§ **AIM OF THE TASK**
Read the entries below and pull out each line with the string "including".

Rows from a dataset
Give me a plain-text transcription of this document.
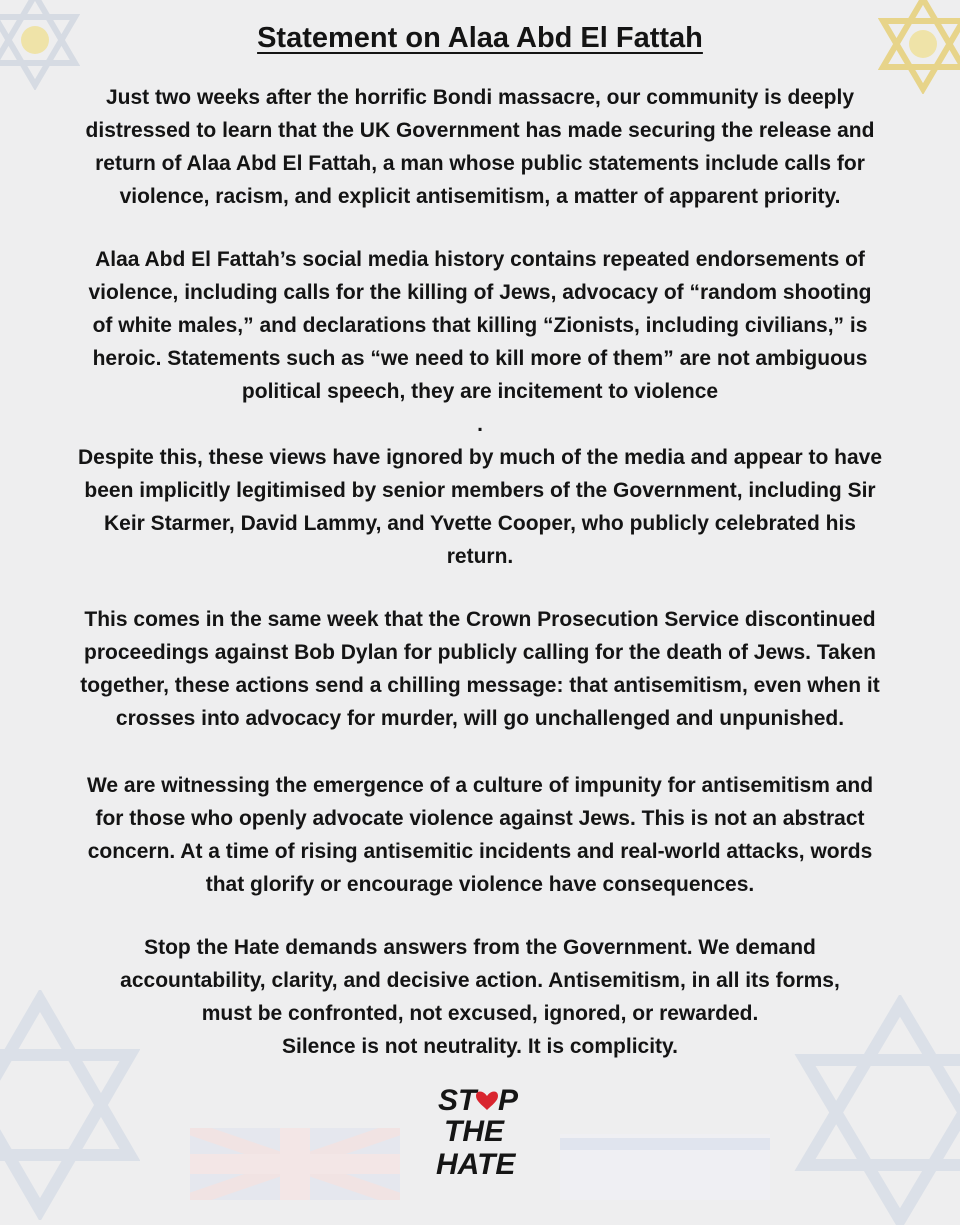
Statement on Alaa Abd El Fattah
Just two weeks after the horrific Bondi massacre, our community is deeply
distressed to learn that the UK Government has made securing the release and
return of Alaa Abd El Fattah, a man whose public statements include calls for
violence, racism, and explicit antisemitism, a matter of apparent priority.
Alaa Abd El Fattah’s social media history contains repeated endorsements of
violence, including calls for the killing of Jews, advocacy of “random shooting
of white males,” and declarations that killing “Zionists, including civilians,” is
heroic. Statements such as “we need to kill more of them” are not ambiguous
political speech, they are incitement to violence
.
Despite this, these views have ignored by much of the media and appear to have
been implicitly legitimised by senior members of the Government, including Sir
Keir Starmer, David Lammy, and Yvette Cooper, who publicly celebrated his
return.
This comes in the same week that the Crown Prosecution Service discontinued
proceedings against Bob Dylan for publicly calling for the death of Jews. Taken
together, these actions send a chilling message: that antisemitism, even when it
crosses into advocacy for murder, will go unchallenged and unpunished.
We are witnessing the emergence of a culture of impunity for antisemitism and
for those who openly advocate violence against Jews. This is not an abstract
concern. At a time of rising antisemitic incidents and real-world attacks, words
that glorify or encourage violence have consequences.
Stop the Hate demands answers from the Government. We demand
accountability, clarity, and decisive action. Antisemitism, in all its forms,
must be confronted, not excused, ignored, or rewarded.
Silence is not neutrality. It is complicity.
ST P
THE
HATE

§ **RESULT OF THE EXERCISE**
violence, including calls for the killing of Jews, advocacy of “random shooting
of white males,” and declarations that killing “Zionists, including civilians,” is
been implicitly legitimised by senior members of the Government, including Sir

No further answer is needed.